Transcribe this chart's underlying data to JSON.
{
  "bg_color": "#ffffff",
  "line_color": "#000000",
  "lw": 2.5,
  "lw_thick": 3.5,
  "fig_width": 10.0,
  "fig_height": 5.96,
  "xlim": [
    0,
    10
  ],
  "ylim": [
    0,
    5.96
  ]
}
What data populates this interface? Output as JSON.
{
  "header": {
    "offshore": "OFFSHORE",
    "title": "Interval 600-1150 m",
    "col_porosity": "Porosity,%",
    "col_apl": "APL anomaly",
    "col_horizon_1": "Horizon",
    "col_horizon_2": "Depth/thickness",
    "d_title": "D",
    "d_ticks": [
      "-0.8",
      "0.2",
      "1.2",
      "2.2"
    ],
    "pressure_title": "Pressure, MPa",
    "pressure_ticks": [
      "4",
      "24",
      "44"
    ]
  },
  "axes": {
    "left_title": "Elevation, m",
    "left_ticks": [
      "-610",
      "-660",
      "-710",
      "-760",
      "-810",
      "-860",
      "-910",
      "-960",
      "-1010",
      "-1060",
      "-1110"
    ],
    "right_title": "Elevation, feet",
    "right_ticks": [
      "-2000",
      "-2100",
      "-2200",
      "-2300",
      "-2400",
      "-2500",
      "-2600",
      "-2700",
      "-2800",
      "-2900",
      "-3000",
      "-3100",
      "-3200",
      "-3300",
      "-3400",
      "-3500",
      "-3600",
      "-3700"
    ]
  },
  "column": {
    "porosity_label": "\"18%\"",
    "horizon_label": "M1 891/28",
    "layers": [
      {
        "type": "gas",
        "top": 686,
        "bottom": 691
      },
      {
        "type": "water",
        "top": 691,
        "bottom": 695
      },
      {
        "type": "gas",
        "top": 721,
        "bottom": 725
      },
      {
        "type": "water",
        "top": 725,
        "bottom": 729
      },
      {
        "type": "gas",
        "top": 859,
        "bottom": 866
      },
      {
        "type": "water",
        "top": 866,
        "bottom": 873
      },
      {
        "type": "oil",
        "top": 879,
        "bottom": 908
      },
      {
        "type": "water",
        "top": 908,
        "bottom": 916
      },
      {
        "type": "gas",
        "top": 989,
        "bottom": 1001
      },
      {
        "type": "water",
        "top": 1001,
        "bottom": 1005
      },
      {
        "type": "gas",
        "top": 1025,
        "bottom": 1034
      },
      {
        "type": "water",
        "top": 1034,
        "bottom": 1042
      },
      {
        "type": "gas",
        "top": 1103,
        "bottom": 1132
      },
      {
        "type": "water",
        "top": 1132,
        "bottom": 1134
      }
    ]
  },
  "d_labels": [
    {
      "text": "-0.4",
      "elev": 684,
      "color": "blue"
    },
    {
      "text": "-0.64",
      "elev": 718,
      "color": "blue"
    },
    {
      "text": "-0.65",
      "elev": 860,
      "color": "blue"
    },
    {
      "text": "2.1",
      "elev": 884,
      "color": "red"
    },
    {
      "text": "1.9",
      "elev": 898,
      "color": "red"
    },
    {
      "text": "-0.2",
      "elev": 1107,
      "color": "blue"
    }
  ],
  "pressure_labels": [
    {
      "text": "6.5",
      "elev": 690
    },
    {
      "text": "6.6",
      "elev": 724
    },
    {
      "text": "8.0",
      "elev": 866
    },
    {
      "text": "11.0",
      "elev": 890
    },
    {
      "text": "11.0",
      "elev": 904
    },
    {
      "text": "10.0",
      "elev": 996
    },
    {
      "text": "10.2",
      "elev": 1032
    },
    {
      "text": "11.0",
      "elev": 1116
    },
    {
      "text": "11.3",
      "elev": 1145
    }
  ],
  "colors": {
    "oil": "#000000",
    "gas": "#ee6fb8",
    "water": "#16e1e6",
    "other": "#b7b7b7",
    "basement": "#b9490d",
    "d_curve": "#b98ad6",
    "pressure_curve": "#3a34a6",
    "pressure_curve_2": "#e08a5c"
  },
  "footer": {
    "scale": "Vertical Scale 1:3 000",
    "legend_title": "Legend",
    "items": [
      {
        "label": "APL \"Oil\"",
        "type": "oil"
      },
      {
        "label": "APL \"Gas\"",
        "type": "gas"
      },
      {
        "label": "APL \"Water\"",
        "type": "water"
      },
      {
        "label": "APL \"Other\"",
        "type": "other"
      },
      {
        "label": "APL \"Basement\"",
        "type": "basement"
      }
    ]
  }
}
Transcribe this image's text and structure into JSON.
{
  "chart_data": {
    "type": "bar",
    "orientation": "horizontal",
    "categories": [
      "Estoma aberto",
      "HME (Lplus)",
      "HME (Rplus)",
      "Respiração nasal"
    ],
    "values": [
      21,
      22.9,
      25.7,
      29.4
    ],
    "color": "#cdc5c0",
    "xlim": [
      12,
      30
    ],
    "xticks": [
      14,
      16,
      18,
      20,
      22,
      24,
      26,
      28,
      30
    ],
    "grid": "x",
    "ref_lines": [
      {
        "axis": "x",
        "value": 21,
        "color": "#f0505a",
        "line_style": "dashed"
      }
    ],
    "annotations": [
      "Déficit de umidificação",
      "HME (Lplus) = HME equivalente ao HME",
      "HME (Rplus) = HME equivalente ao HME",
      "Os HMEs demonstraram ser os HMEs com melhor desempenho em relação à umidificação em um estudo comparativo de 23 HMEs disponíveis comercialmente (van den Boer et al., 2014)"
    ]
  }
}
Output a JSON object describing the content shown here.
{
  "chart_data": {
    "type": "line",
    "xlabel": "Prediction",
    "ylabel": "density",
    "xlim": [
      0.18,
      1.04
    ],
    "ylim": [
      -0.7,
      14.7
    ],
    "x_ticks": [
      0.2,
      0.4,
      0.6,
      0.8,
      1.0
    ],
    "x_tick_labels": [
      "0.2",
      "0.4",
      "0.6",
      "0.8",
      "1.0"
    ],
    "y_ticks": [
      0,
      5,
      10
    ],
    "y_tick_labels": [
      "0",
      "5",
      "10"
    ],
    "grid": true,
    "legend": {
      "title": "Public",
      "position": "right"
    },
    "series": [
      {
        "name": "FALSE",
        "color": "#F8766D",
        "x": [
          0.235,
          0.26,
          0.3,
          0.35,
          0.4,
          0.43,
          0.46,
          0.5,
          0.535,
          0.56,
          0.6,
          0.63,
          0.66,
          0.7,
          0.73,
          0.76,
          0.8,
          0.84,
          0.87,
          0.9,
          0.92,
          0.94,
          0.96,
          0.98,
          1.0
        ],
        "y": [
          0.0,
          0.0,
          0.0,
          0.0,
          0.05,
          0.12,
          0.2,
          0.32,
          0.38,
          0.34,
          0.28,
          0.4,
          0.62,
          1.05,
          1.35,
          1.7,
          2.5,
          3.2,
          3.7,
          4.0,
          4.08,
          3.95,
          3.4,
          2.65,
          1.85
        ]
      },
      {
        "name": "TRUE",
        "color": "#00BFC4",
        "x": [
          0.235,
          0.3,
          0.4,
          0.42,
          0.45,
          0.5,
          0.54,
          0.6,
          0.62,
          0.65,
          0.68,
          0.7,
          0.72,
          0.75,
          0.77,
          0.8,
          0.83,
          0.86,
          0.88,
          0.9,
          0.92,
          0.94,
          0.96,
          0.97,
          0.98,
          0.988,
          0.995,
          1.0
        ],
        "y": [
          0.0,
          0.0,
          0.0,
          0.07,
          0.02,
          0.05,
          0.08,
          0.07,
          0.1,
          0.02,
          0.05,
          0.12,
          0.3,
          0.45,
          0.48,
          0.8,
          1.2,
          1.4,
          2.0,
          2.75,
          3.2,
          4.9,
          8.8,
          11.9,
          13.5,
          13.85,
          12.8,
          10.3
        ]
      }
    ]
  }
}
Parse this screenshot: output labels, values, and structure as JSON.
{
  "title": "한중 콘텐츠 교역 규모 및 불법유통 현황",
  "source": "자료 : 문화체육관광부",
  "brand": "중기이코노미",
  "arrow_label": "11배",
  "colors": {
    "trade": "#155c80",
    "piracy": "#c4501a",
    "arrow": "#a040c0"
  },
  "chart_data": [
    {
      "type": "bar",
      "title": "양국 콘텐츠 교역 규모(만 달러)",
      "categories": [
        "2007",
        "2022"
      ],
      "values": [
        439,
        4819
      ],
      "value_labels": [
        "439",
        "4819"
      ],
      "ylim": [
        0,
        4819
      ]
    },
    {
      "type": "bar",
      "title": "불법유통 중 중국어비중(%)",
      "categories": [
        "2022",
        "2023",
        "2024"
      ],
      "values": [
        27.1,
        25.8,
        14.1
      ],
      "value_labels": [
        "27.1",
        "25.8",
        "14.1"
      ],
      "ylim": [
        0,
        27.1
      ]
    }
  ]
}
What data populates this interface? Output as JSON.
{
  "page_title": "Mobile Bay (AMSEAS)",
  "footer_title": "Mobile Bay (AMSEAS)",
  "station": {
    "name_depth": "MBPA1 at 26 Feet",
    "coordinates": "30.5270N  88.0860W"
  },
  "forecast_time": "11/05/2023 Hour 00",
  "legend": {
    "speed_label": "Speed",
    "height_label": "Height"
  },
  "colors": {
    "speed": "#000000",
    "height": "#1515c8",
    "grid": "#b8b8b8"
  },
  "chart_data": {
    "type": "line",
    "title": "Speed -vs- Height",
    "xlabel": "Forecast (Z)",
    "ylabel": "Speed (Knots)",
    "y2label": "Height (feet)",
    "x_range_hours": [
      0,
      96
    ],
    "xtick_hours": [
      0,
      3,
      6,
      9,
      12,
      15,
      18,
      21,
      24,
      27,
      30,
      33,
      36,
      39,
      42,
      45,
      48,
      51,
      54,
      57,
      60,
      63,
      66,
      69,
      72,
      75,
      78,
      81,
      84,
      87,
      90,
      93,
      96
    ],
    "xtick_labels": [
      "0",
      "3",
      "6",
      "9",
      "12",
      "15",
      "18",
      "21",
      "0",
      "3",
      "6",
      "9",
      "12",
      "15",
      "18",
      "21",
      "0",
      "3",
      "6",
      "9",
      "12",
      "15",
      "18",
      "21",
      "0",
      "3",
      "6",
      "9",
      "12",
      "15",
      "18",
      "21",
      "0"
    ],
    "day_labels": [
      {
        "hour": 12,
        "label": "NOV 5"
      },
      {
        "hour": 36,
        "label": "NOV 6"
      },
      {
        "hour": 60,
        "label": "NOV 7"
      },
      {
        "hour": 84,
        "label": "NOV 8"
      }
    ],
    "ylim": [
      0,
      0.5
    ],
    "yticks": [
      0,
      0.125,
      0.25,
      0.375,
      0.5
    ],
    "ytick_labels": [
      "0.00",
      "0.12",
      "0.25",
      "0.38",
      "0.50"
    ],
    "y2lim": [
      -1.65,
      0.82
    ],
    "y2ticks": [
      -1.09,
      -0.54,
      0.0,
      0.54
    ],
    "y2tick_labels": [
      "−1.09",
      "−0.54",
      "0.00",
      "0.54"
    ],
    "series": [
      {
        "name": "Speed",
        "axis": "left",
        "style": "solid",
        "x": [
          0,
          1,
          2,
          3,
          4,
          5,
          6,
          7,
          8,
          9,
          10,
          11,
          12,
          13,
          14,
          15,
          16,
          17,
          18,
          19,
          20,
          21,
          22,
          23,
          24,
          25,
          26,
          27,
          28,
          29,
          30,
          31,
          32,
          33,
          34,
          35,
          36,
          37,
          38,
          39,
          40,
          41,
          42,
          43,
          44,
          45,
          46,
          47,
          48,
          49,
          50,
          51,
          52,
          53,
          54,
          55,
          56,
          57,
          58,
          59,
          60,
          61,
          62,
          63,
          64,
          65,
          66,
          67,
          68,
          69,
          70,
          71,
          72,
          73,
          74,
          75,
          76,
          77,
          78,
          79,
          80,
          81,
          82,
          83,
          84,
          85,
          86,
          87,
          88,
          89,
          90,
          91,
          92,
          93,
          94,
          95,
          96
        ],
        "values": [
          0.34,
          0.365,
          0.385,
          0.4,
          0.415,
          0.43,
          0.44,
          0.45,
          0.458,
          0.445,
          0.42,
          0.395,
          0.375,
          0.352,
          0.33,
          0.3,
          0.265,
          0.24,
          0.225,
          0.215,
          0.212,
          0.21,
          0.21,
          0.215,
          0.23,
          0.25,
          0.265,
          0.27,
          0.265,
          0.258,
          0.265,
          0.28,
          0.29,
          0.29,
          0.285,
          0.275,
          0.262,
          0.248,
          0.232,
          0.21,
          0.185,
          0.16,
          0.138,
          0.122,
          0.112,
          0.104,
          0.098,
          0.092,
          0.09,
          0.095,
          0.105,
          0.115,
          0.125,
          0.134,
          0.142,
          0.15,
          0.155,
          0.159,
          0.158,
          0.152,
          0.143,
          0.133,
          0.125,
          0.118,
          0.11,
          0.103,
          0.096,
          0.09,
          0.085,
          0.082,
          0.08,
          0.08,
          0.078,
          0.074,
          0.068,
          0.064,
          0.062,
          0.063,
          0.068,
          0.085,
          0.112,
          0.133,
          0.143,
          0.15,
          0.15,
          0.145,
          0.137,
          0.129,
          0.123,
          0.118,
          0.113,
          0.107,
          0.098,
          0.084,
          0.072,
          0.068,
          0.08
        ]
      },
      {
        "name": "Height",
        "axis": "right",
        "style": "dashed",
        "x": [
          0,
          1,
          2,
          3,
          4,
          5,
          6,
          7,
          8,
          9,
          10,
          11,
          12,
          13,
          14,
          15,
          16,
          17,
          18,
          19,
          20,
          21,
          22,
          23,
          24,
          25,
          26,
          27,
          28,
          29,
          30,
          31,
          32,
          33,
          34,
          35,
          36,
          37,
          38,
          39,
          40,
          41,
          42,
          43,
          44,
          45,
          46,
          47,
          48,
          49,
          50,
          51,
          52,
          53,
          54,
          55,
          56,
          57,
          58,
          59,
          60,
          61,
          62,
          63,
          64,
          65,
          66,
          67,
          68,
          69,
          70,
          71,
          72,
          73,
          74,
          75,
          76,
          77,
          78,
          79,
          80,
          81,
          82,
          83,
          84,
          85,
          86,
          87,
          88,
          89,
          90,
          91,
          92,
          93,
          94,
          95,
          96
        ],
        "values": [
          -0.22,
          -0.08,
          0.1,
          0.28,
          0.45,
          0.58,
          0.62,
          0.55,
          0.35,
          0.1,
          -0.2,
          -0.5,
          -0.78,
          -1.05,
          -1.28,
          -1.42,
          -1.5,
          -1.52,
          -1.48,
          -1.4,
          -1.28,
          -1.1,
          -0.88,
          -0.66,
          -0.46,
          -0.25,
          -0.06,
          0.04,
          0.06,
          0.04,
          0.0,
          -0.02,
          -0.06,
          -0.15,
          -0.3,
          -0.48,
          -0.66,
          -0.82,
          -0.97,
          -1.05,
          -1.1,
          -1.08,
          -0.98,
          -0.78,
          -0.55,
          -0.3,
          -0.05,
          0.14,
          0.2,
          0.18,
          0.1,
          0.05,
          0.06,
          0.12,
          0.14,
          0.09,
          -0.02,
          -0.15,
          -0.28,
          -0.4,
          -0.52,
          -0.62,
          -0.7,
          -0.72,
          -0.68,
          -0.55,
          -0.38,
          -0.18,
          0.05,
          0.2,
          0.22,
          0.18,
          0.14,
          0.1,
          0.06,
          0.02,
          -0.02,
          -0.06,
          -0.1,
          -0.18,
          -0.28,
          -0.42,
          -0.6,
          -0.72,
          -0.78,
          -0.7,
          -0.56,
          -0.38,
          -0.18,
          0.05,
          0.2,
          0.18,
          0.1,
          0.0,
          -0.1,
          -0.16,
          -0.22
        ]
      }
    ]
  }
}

* * * *

Search the data for the string "equivalente". List each line that has it.

Task output ->
      "HME (Lplus) = HME equivalente ao HME",
      "HME (Rplus) = HME equivalente ao HME",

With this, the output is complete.